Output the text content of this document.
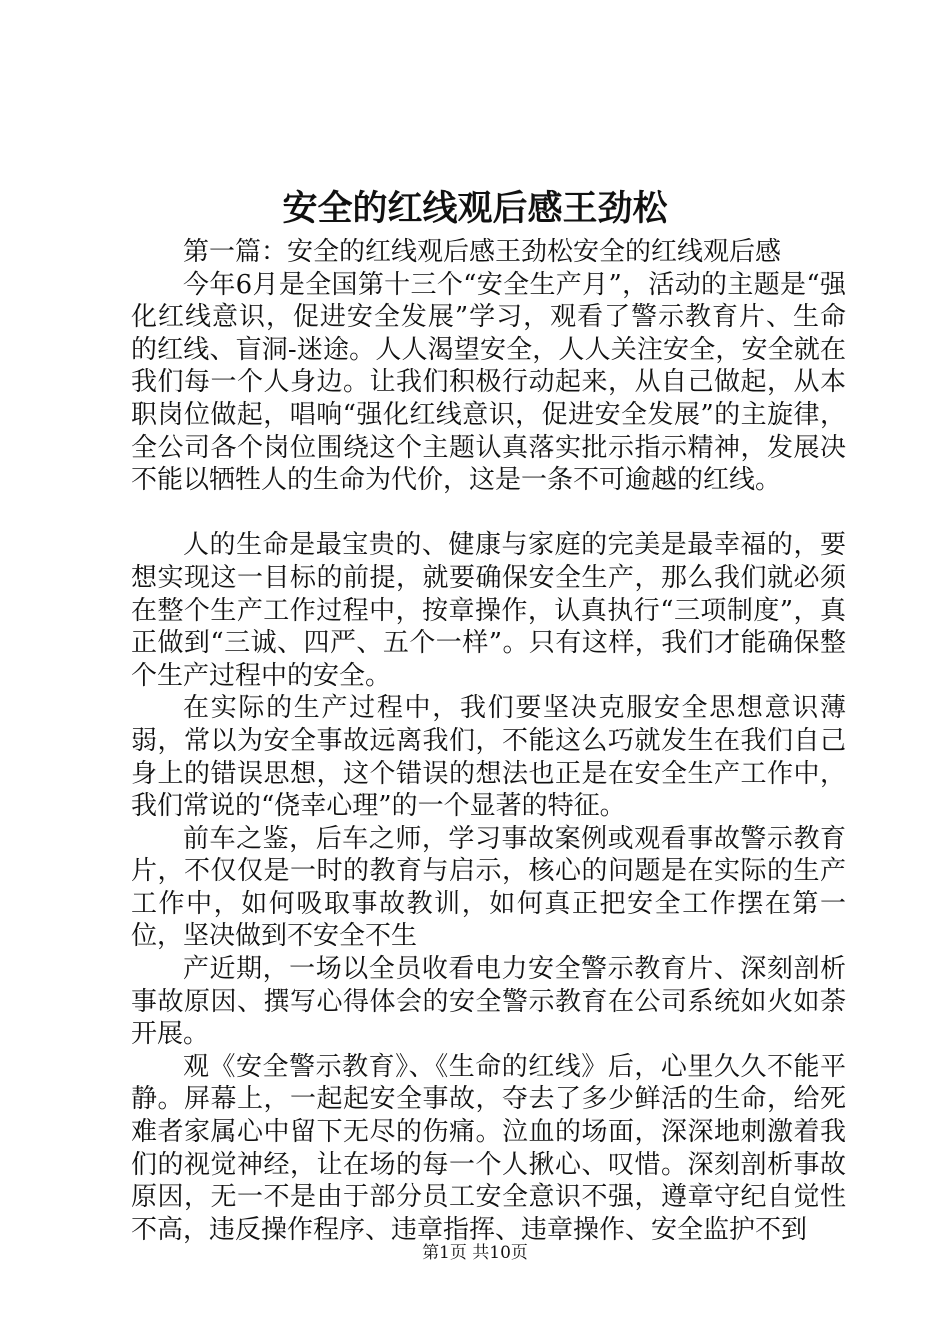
安全的红线观后感王劲松

第一篇：安全的红线观后感王劲松安全的红线观后感

今年6月是全国第十三个“安全生产月”，活动的主题是“强化红线意识，促进安全发展”学习，观看了警示教育片、生命的红线、盲洞-迷途。人人渴望安全，人人关注安全，安全就在我们每一个人身边。让我们积极行动起来，从自己做起，从本职岗位做起，唱响“强化红线意识，促进安全发展”的主旋律，全公司各个岗位围绕这个主题认真落实批示指示精神，发展决不能以牺牲人的生命为代价，这是一条不可逾越的红线。

人的生命是最宝贵的、健康与家庭的完美是最幸福的，要想实现这一目标的前提，就要确保安全生产，那么我们就必须在整个生产工作过程中，按章操作，认真执行“三项制度”，真正做到“三诚、四严、五个一样”。只有这样，我们才能确保整个生产过程中的安全。

在实际的生产过程中，我们要坚决克服安全思想意识薄弱，常以为安全事故远离我们，不能这么巧就发生在我们自己身上的错误思想，这个错误的想法也正是在安全生产工作中，我们常说的“侥幸心理”的一个显著的特征。

前车之鉴，后车之师，学习事故案例或观看事故警示教育片，不仅仅是一时的教育与启示，核心的问题是在实际的生产工作中，如何吸取事故教训，如何真正把安全工作摆在第一位，坚决做到不安全不生

产近期，一场以全员收看电力安全警示教育片、深刻剖析事故原因、撰写心得体会的安全警示教育在公司系统如火如荼开展。

观《安全警示教育》、《生命的红线》后，心里久久不能平静。屏幕上，一起起安全事故，夺去了多少鲜活的生命，给死难者家属心中留下无尽的伤痛。泣血的场面，深深地刺激着我们的视觉神经，让在场的每一个人揪心、叹惜。深刻剖析事故原因，无一不是由于部分员工安全意识不强，遵章守纪自觉性不高，违反操作程序、违章指挥、违章操作、安全监护不到

第1页 共10页
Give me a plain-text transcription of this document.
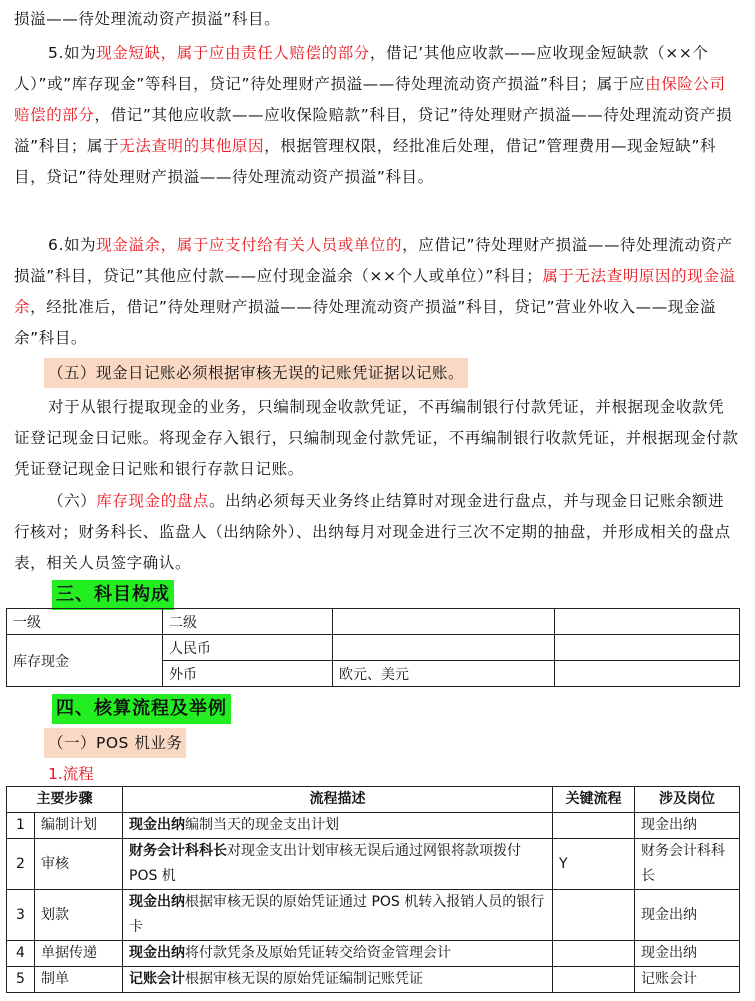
损溢——待处理流动资产损溢”科目。

5.如为现金短缺，属于应由责任人赔偿的部分，借记’其他应收款——应收现金短缺款（××个人）”或”库存现金”等科目，贷记”待处理财产损溢——待处理流动资产损溢”科目；属于应由保险公司赔偿的部分，借记”其他应收款——应收保险赔款”科目，贷记”待处理财产损溢——待处理流动资产损溢”科目；属于无法查明的其他原因，根据管理权限，经批准后处理，借记”管理费用—现金短缺”科目，贷记”待处理财产损溢——待处理流动资产损溢”科目。

6.如为现金溢余，属于应支付给有关人员或单位的，应借记”待处理财产损溢——待处理流动资产损溢”科目，贷记”其他应付款——应付现金溢余（××个人或单位）”科目；属于无法查明原因的现金溢余，经批准后，借记”待处理财产损溢——待处理流动资产损溢”科目，贷记”营业外收入——现金溢余”科目。

（五）现金日记账必须根据审核无误的记账凭证据以记账。

对于从银行提取现金的业务，只编制现金收款凭证，不再编制银行付款凭证，并根据现金收款凭证登记现金日记账。将现金存入银行，只编制现金付款凭证，不再编制银行收款凭证，并根据现金付款凭证登记现金日记账和银行存款日记账。

（六）库存现金的盘点。出纳必须每天业务终止结算时对现金进行盘点，并与现金日记账余额进行核对；财务科长、监盘人（出纳除外）、出纳每月对现金进行三次不定期的抽盘，并形成相关的盘点表，相关人员签字确认。

三、科目构成
一级	二级		
库存现金	人民币		
	外币	欧元、美元	
四、核算流程及举例
（一）POS 机业务
1.流程
主要步骤		流程描述	关键流程	涉及岗位
1	编制计划	现金出纳编制当天的现金支出计划		现金出纳
2	审核	财务会计科科长对现金支出计划审核无误后通过网银将款项拨付 POS 机	Y	财务会计科科长
3	划款	现金出纳根据审核无误的原始凭证通过 POS 机转入报销人员的银行卡		现金出纳
4	单据传递	现金出纳将付款凭条及原始凭证转交给资金管理会计		现金出纳
5	制单	记账会计根据审核无误的原始凭证编制记账凭证		记账会计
== == ==
* **TASK TO COMPLETE**:
Select all lines with the word "生命的红线" from the entries above.

* **THE SOLUTION**:
今年6月是全国第十三个“安全生产月”，活动的主题是“强化红线意识，促进安全发展”学习，观看了警示教育片、生命的红线、盲洞-迷途。人人渴望安全，人人关注安全，安全就在我们每一个人身边。让我们积极行动起来，从自己做起，从本职岗位做起，唱响“强化红线意识，促进安全发展”的主旋律，全公司各个岗位围绕这个主题认真落实批示指示精神，发展决不能以牺牲人的生命为代价，这是一条不可逾越的红线。
观《安全警示教育》、《生命的红线》后，心里久久不能平静。屏幕上，一起起安全事故，夺去了多少鲜活的生命，给死难者家属心中留下无尽的伤痛。泣血的场面，深深地刺激着我们的视觉神经，让在场的每一个人揪心、叹惜。深刻剖析事故原因，无一不是由于部分员工安全意识不强，遵章守纪自觉性不高，违反操作程序、违章指挥、违章操作、安全监护不到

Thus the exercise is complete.